Task details – Collect every line in the records below that contains the word "Predicted".
--*--
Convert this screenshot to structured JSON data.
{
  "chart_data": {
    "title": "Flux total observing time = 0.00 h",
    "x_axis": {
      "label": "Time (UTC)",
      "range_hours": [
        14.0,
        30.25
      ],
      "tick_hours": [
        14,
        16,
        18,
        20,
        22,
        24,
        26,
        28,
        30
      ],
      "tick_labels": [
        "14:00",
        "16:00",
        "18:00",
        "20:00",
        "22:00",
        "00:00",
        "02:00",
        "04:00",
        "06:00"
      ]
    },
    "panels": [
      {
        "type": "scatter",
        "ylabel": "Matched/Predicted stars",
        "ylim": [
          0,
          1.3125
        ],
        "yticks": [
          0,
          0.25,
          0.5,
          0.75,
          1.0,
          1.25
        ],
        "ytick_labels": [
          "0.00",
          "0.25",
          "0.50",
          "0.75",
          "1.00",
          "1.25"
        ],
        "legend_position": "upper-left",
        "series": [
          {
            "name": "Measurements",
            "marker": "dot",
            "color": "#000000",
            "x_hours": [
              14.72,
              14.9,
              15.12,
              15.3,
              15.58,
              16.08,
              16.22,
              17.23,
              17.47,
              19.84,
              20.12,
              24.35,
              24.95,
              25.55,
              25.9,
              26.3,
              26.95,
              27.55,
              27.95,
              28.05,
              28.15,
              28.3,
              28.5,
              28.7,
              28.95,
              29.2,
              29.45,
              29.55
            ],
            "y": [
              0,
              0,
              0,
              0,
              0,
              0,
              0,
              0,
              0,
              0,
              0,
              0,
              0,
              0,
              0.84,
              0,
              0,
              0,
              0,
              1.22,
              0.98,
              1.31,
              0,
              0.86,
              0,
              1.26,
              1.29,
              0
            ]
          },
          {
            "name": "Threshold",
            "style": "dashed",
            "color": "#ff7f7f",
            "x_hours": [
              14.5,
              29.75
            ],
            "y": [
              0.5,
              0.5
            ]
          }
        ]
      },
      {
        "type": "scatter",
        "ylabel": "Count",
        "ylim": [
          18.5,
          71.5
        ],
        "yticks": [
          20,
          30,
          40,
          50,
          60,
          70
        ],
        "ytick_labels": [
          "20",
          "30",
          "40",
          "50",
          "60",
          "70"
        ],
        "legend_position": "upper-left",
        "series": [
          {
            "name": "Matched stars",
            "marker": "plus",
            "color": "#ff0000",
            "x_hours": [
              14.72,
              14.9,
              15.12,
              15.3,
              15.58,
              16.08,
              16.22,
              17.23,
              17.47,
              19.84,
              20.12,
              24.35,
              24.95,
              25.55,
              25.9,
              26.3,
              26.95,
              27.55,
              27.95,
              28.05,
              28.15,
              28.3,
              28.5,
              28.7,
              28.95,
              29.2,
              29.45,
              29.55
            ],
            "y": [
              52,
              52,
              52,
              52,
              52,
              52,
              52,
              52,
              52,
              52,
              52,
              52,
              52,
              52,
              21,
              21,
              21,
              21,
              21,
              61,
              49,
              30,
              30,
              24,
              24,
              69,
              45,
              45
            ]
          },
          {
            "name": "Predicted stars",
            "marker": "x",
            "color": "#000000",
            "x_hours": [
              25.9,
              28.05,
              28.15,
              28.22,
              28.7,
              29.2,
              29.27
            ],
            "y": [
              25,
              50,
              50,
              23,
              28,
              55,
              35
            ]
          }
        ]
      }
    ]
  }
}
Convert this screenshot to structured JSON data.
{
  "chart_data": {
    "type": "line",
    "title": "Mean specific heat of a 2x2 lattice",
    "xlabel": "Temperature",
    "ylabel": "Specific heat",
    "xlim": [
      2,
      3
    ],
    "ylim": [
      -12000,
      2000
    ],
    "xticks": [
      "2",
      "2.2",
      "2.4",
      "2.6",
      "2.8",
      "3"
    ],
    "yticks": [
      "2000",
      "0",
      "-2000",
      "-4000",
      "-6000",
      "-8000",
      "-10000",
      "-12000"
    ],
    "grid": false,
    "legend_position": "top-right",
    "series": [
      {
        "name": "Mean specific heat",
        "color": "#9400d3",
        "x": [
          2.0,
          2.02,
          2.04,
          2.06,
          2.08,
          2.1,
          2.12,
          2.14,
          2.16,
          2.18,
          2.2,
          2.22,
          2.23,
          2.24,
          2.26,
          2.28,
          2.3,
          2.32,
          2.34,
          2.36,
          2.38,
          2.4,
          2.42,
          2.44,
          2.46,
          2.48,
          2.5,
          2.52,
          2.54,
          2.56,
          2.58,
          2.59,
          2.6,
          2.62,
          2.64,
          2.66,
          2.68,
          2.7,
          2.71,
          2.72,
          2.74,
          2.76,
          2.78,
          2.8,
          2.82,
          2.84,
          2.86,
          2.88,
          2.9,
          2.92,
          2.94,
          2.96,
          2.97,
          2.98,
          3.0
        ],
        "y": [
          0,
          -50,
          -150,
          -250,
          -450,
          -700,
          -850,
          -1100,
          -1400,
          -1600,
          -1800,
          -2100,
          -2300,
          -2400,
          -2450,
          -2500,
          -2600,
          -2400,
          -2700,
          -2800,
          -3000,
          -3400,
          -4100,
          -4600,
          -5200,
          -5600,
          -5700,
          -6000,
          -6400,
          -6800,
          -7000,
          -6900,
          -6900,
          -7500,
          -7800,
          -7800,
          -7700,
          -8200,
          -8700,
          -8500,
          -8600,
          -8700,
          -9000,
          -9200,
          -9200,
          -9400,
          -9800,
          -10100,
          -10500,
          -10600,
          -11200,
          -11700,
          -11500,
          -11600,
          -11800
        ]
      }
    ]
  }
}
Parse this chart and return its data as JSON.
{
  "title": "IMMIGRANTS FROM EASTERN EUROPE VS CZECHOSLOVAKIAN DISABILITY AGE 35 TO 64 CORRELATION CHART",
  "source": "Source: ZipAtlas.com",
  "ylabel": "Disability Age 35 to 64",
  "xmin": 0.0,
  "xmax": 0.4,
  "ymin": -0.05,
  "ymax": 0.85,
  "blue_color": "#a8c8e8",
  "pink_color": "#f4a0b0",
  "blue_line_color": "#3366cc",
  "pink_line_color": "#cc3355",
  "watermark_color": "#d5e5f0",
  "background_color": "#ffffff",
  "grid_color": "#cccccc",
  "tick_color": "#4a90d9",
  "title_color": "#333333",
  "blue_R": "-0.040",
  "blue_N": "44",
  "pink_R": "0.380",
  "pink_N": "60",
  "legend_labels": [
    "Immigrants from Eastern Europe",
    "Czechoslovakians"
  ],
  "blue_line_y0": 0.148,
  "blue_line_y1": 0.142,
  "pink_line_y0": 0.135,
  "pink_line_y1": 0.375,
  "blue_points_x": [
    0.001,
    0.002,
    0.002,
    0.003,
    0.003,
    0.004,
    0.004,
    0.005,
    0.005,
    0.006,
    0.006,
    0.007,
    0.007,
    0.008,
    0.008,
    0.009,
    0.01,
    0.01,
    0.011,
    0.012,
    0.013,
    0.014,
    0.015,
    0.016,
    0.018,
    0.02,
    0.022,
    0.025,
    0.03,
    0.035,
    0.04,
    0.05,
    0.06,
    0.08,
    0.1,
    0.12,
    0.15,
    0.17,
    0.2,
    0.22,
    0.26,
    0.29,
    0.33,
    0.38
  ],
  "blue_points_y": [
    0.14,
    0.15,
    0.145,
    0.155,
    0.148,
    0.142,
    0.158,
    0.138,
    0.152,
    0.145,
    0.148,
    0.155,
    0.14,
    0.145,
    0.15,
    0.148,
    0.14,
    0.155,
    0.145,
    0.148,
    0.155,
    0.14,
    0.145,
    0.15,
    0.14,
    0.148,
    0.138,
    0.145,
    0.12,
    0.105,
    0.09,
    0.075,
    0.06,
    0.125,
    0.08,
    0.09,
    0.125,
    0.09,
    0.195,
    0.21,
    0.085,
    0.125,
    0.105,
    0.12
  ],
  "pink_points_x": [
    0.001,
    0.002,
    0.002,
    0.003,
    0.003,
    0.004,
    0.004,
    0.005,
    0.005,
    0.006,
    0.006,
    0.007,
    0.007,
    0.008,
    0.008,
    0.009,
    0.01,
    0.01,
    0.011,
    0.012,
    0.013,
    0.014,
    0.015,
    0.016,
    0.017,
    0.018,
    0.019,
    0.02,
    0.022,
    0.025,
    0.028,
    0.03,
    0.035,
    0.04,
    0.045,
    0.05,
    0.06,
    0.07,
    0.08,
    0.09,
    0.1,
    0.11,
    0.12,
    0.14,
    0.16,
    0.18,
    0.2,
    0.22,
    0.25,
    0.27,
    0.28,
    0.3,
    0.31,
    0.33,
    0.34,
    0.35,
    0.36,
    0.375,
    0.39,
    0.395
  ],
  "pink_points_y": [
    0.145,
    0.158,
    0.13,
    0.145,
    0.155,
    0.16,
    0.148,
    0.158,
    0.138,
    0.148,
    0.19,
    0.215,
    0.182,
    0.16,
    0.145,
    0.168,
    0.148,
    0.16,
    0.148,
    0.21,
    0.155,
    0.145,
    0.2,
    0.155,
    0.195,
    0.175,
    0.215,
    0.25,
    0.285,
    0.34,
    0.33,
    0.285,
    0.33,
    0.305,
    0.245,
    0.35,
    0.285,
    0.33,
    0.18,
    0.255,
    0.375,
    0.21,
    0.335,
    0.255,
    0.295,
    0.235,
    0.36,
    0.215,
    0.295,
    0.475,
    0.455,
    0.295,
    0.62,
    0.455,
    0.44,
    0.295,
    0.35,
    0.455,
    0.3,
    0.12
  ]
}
--*--
Written solution –
        "ylabel": "Matched/Predicted stars",
            "name": "Predicted stars",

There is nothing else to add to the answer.